-- Begin --

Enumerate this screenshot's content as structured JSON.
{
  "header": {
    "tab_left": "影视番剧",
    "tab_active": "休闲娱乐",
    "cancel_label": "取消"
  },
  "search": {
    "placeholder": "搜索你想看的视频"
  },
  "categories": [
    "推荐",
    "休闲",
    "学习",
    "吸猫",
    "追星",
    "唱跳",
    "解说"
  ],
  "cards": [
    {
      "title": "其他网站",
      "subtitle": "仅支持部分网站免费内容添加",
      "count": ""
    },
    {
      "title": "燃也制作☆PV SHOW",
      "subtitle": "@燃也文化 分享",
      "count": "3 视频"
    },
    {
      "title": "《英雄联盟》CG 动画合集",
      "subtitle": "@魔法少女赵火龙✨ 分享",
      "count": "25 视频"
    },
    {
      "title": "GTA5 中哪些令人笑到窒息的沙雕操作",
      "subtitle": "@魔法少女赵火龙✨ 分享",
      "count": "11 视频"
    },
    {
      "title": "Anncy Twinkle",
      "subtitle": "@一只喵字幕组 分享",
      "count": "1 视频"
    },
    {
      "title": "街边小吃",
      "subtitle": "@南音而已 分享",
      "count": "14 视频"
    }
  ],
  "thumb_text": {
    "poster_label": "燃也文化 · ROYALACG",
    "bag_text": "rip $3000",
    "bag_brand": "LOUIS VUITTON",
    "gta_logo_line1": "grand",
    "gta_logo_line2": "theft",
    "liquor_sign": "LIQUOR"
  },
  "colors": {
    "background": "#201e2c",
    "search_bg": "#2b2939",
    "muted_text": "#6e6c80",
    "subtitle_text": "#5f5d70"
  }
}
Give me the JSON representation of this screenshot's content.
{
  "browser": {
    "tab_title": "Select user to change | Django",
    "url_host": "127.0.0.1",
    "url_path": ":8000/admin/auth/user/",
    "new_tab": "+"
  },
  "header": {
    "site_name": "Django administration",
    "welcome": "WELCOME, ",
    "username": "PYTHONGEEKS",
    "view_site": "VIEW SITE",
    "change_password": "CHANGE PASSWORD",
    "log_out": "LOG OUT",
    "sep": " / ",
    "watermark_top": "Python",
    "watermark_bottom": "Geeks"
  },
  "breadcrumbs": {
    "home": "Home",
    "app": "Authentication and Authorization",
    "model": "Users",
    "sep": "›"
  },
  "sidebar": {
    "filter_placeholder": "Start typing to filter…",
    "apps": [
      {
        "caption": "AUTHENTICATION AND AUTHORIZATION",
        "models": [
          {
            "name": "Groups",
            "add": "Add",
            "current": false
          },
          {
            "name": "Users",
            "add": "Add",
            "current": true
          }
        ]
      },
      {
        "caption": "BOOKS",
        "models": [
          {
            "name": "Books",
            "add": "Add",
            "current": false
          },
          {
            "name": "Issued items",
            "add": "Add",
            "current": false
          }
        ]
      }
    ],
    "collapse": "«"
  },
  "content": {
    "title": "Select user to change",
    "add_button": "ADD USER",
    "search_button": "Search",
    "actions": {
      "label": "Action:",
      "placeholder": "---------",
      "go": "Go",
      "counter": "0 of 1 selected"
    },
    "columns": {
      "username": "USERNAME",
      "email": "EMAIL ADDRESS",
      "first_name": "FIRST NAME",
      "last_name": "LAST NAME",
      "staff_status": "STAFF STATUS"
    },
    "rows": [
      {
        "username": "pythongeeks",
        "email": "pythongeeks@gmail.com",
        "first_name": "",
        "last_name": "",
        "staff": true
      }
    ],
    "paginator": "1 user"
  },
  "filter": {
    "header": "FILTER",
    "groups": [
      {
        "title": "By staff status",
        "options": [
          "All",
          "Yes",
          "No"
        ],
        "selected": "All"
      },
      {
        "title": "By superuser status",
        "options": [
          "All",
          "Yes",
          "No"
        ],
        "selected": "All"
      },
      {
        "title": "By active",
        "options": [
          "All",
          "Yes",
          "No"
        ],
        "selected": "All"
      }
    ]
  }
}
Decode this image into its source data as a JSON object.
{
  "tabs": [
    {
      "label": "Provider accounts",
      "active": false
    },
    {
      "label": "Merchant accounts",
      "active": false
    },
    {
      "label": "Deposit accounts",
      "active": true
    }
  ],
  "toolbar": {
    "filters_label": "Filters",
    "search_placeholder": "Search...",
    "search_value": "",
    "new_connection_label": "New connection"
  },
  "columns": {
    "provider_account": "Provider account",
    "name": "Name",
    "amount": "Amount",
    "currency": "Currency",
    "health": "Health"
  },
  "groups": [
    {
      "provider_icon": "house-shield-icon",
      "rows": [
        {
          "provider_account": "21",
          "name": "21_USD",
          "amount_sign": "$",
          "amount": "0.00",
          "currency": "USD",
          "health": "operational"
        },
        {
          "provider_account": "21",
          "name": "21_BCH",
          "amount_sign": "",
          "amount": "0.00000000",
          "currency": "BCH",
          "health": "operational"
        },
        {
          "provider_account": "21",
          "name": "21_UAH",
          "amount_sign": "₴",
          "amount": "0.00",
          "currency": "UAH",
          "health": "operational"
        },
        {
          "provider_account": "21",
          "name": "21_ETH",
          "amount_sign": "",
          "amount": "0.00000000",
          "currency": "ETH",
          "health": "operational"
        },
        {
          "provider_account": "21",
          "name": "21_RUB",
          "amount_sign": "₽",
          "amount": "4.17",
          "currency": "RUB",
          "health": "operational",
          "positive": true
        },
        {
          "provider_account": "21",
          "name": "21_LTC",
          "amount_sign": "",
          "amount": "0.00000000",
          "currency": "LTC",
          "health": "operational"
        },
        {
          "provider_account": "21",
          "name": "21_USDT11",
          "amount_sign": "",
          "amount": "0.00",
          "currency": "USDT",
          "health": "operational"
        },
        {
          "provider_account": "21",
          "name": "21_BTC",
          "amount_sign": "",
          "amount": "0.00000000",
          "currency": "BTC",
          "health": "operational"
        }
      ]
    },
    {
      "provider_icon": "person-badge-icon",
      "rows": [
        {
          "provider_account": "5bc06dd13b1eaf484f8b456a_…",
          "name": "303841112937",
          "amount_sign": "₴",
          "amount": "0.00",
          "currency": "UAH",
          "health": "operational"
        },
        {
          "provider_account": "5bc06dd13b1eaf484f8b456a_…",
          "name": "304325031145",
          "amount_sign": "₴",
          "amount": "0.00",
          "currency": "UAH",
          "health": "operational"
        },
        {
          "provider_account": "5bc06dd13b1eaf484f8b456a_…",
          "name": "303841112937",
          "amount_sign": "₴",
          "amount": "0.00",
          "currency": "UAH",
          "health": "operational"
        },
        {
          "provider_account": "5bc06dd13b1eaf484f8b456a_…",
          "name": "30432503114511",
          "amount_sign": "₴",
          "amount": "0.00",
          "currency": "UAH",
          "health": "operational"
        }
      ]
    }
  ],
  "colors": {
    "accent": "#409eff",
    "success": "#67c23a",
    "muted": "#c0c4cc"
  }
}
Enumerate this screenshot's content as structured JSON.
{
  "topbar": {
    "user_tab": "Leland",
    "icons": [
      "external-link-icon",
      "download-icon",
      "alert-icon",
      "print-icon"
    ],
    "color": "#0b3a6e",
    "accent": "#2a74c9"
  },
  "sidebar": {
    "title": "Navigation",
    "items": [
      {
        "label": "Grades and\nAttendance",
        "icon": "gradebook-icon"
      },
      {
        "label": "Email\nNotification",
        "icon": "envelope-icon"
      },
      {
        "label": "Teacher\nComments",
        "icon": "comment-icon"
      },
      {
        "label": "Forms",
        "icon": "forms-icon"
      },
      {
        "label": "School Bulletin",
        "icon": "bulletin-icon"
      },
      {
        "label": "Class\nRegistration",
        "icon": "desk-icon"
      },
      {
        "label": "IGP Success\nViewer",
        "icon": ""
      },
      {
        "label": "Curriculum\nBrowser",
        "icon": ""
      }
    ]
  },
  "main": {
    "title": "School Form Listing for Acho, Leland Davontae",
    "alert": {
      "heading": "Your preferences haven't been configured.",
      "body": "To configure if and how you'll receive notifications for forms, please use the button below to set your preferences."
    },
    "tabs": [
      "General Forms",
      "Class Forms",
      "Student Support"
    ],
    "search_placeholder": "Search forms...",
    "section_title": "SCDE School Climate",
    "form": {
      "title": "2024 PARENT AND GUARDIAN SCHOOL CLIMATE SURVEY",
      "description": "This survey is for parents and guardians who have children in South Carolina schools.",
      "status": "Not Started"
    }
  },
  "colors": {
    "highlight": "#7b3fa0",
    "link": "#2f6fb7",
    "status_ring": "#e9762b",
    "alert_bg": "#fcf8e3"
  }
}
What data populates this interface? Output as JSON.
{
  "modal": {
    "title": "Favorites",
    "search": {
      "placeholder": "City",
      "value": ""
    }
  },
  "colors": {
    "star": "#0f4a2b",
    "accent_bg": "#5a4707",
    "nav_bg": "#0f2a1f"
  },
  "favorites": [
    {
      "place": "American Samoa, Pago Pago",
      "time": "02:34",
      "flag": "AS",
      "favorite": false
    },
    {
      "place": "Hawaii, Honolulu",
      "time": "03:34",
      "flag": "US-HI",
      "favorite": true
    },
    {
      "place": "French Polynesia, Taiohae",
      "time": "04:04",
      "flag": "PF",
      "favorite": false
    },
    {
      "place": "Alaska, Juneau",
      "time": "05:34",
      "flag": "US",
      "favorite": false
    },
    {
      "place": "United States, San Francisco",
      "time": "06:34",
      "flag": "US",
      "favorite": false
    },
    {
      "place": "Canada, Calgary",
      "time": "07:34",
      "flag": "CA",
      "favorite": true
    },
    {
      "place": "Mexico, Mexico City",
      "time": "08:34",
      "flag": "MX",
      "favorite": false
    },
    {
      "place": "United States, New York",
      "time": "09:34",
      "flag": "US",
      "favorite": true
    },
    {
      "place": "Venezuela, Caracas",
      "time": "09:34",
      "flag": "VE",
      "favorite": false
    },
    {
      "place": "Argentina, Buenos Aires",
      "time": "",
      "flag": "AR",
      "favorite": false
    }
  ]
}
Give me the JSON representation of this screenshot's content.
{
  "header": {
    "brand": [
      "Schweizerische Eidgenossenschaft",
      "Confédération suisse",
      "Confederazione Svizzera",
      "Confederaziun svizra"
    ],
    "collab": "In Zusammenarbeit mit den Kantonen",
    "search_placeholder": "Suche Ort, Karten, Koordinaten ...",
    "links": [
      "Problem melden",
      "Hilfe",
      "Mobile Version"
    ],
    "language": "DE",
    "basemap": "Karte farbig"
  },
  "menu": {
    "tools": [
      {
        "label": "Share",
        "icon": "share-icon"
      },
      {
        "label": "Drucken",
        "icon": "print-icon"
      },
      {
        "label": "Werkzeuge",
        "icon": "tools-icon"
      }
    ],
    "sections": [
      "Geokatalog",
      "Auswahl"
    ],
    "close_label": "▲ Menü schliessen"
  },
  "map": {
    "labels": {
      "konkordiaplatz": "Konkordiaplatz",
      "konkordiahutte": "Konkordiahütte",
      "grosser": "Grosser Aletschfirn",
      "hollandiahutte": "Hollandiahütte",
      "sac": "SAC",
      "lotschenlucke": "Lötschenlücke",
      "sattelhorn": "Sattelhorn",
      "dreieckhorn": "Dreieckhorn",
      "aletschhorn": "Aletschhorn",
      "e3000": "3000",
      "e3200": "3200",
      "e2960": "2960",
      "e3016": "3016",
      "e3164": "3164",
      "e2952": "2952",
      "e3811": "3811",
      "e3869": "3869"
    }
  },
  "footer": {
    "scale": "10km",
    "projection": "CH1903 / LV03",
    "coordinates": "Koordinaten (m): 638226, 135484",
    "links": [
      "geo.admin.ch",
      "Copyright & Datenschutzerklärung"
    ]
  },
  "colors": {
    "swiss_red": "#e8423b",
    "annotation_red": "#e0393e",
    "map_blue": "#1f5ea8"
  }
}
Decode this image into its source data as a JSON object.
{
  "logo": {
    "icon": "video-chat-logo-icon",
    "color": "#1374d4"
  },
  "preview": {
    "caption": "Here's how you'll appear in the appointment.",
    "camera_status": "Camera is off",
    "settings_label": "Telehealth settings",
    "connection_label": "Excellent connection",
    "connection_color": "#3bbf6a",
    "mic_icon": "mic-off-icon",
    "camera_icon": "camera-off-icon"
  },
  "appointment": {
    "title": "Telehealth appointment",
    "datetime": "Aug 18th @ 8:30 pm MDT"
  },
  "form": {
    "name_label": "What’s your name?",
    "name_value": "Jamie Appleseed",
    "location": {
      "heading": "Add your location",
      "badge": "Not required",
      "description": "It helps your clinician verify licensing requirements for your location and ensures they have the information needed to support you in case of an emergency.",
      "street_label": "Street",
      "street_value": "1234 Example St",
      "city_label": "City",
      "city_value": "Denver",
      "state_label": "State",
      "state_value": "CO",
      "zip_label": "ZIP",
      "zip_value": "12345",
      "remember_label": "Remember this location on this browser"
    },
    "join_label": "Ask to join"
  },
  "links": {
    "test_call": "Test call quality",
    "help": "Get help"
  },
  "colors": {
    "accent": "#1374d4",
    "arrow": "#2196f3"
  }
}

-- End --

In the listing, find every line containing the word "username" and list it.

> **Solved exercise**:
    "username": "PYTHONGEEKS",
      "username": "USERNAME",
        "username": "pythongeeks",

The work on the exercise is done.